**Exercise details:**
Give every line of the listing as a Markdown table with two columns, Row and Line. Number the rows and leave out any blank lines.

Items from a data source

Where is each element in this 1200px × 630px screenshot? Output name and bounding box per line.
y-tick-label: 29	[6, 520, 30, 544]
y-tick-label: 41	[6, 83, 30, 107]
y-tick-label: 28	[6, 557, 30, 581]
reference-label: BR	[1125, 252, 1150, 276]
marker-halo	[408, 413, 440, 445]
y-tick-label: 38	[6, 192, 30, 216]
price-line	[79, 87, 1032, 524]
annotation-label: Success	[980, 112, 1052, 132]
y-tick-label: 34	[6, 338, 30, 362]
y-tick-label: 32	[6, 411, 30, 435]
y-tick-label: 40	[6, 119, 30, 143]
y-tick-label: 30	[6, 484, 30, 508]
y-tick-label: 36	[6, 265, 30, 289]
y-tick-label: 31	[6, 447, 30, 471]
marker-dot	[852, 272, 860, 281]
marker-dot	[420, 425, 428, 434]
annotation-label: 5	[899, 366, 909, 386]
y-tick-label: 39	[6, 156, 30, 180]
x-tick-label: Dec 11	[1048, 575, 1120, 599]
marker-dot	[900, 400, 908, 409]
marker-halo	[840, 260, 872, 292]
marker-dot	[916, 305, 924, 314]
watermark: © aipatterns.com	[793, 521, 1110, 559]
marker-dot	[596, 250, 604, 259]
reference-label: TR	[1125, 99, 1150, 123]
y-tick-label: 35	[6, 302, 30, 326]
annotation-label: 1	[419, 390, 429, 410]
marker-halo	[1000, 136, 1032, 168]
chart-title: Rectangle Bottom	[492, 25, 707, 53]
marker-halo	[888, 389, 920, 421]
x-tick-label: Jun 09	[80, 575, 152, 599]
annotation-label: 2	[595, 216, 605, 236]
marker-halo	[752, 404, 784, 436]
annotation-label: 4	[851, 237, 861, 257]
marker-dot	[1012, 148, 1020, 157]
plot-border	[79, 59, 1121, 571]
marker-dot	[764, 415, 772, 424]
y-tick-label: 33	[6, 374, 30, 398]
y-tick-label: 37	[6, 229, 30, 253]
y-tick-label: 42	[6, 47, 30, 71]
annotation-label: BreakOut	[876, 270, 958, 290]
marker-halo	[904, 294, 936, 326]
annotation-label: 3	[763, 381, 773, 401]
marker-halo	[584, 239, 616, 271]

**Answer for the task:**
| Row | Line |
|---|---|
| 1 | Where is each element in this 1200px × 630px screenshot? Output name and bounding box per line. |
| 2 | y-tick-label: 29	[6, 520, 30, 544] |
| 3 | y-tick-label: 41	[6, 83, 30, 107] |
| 4 | y-tick-label: 28	[6, 557, 30, 581] |
| 5 | reference-label: BR	[1125, 252, 1150, 276] |
| 6 | marker-halo	[408, 413, 440, 445] |
| 7 | y-tick-label: 38	[6, 192, 30, 216] |
| 8 | price-line	[79, 87, 1032, 524] |
| 9 | annotation-label: Success	[980, 112, 1052, 132] |
| 10 | y-tick-label: 34	[6, 338, 30, 362] |
| 11 | y-tick-label: 32	[6, 411, 30, 435] |
| 12 | y-tick-label: 40	[6, 119, 30, 143] |
| 13 | y-tick-label: 30	[6, 484, 30, 508] |
| 14 | y-tick-label: 36	[6, 265, 30, 289] |
| 15 | y-tick-label: 31	[6, 447, 30, 471] |
| 16 | marker-dot	[852, 272, 860, 281] |
| 17 | marker-dot	[420, 425, 428, 434] |
| 18 | annotation-label: 5	[899, 366, 909, 386] |
| 19 | y-tick-label: 39	[6, 156, 30, 180] |
| 20 | x-tick-label: Dec 11	[1048, 575, 1120, 599] |
| 21 | marker-dot	[900, 400, 908, 409] |
| 22 | marker-halo	[840, 260, 872, 292] |
| 23 | marker-dot	[916, 305, 924, 314] |
| 24 | watermark: © aipatterns.com	[793, 521, 1110, 559] |
| 25 | marker-dot	[596, 250, 604, 259] |
| 26 | reference-label: TR	[1125, 99, 1150, 123] |
| 27 | y-tick-label: 35	[6, 302, 30, 326] |
| 28 | annotation-label: 1	[419, 390, 429, 410] |
| 29 | marker-halo	[1000, 136, 1032, 168] |
| 30 | chart-title: Rectangle Bottom	[492, 25, 707, 53] |
| 31 | marker-halo	[888, 389, 920, 421] |
| 32 | x-tick-label: Jun 09	[80, 575, 152, 599] |
| 33 | annotation-label: 2	[595, 216, 605, 236] |
| 34 | marker-halo	[752, 404, 784, 436] |
| 35 | annotation-label: 4	[851, 237, 861, 257] |
| 36 | marker-dot	[1012, 148, 1020, 157] |
| 37 | plot-border	[79, 59, 1121, 571] |
| 38 | marker-dot	[764, 415, 772, 424] |
| 39 | y-tick-label: 33	[6, 374, 30, 398] |
| 40 | y-tick-label: 37	[6, 229, 30, 253] |
| 41 | y-tick-label: 42	[6, 47, 30, 71] |
| 42 | annotation-label: BreakOut	[876, 270, 958, 290] |
| 43 | marker-halo	[904, 294, 936, 326] |
| 44 | annotation-label: 3	[763, 381, 773, 401] |
| 45 | marker-halo	[584, 239, 616, 271] |